Stated goal - Would you pull out every line of the material that contains the string "推荐工作的通知"?

* start Data listing *

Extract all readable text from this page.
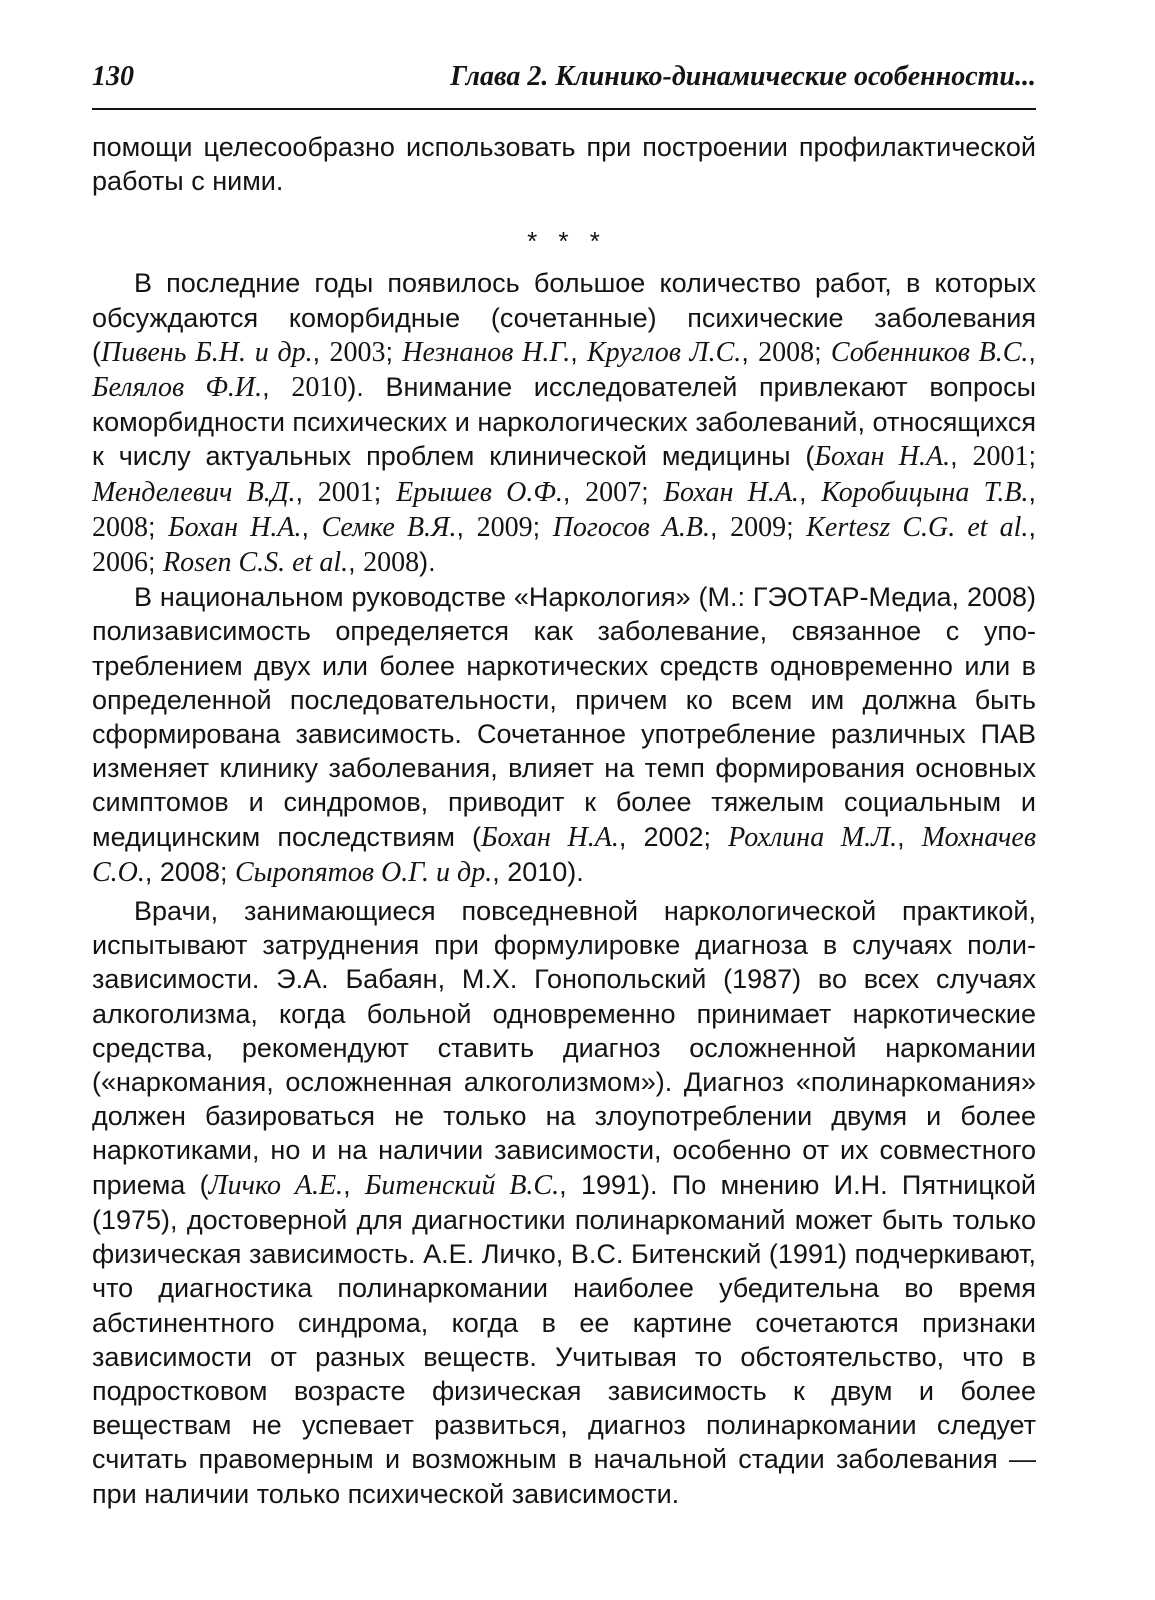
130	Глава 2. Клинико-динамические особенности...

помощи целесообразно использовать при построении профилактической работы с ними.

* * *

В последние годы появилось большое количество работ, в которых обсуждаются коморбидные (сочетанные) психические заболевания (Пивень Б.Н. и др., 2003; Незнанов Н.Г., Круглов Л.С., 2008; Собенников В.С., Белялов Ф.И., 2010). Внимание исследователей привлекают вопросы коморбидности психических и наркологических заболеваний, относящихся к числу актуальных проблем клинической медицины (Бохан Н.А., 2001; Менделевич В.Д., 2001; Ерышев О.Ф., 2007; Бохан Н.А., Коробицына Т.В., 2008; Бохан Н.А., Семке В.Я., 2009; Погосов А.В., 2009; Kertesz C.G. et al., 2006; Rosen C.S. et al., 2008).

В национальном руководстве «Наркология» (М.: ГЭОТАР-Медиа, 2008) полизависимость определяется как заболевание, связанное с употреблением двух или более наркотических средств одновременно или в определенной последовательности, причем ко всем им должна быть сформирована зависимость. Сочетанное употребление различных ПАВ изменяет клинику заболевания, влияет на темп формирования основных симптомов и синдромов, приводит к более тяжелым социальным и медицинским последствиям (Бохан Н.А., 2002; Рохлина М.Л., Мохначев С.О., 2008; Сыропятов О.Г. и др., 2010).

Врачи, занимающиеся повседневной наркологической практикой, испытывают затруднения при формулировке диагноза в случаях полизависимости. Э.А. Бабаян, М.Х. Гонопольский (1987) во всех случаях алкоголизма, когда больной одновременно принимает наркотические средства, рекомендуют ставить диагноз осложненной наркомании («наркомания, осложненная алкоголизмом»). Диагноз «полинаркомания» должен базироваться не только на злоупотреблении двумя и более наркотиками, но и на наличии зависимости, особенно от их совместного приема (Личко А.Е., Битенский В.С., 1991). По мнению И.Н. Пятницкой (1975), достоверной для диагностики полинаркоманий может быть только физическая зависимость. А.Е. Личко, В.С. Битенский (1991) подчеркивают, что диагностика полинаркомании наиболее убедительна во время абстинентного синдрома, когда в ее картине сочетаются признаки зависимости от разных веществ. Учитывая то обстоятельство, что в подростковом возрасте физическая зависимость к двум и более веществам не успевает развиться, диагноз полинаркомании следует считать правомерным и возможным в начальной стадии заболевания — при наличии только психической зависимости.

* end Data listing *
* start Data listing *

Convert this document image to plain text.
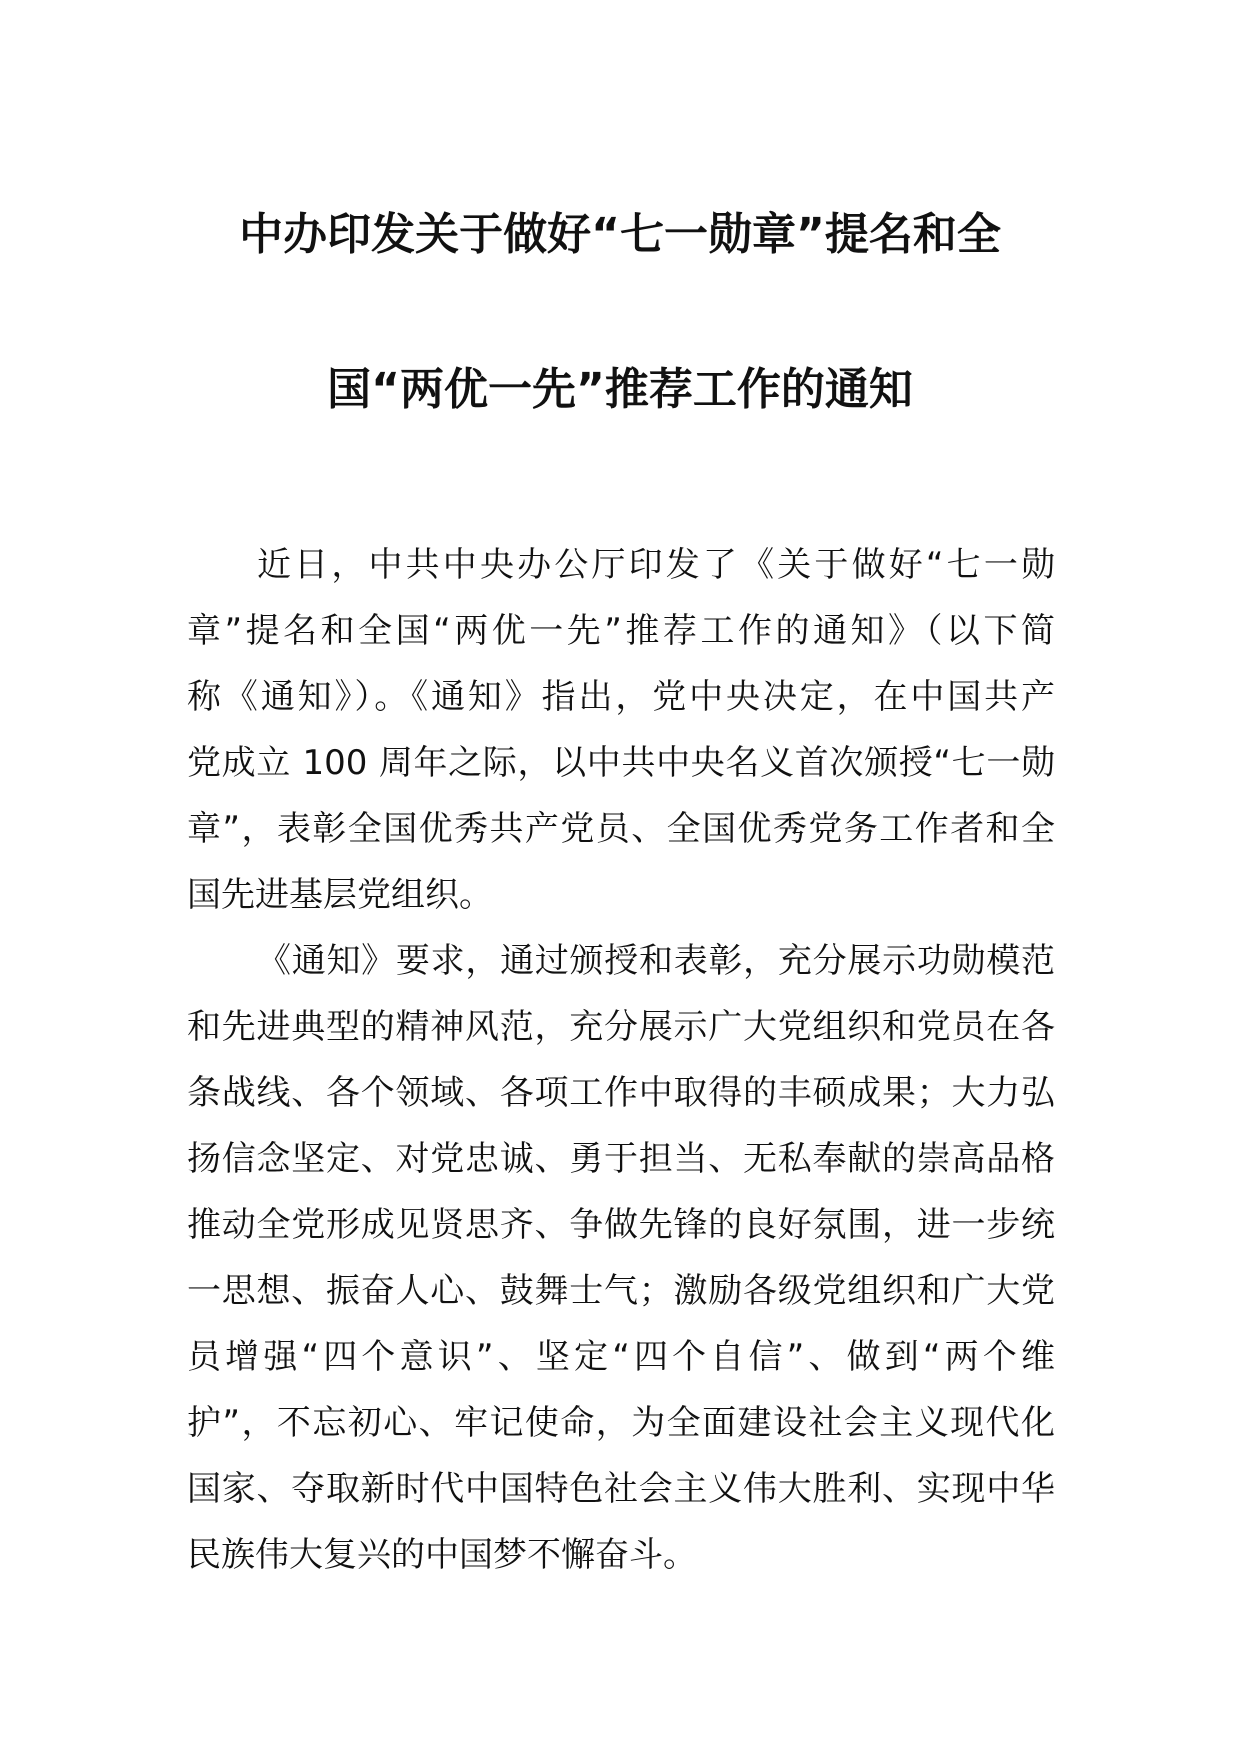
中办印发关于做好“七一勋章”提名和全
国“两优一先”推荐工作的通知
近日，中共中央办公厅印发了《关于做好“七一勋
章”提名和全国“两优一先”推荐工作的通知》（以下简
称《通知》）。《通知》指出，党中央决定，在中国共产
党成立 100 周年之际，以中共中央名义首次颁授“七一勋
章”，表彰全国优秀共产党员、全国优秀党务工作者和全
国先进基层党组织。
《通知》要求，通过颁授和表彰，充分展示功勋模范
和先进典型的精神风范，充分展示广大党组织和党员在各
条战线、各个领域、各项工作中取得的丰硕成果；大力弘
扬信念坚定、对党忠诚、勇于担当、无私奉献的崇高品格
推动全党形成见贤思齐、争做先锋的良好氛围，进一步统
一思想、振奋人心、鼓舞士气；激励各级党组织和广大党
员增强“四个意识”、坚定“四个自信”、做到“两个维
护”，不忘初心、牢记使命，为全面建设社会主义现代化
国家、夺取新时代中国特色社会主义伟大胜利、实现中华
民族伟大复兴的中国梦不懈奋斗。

* end Data listing *

Completed task -
国“两优一先”推荐工作的通知
章”提名和全国“两优一先”推荐工作的通知》（以下简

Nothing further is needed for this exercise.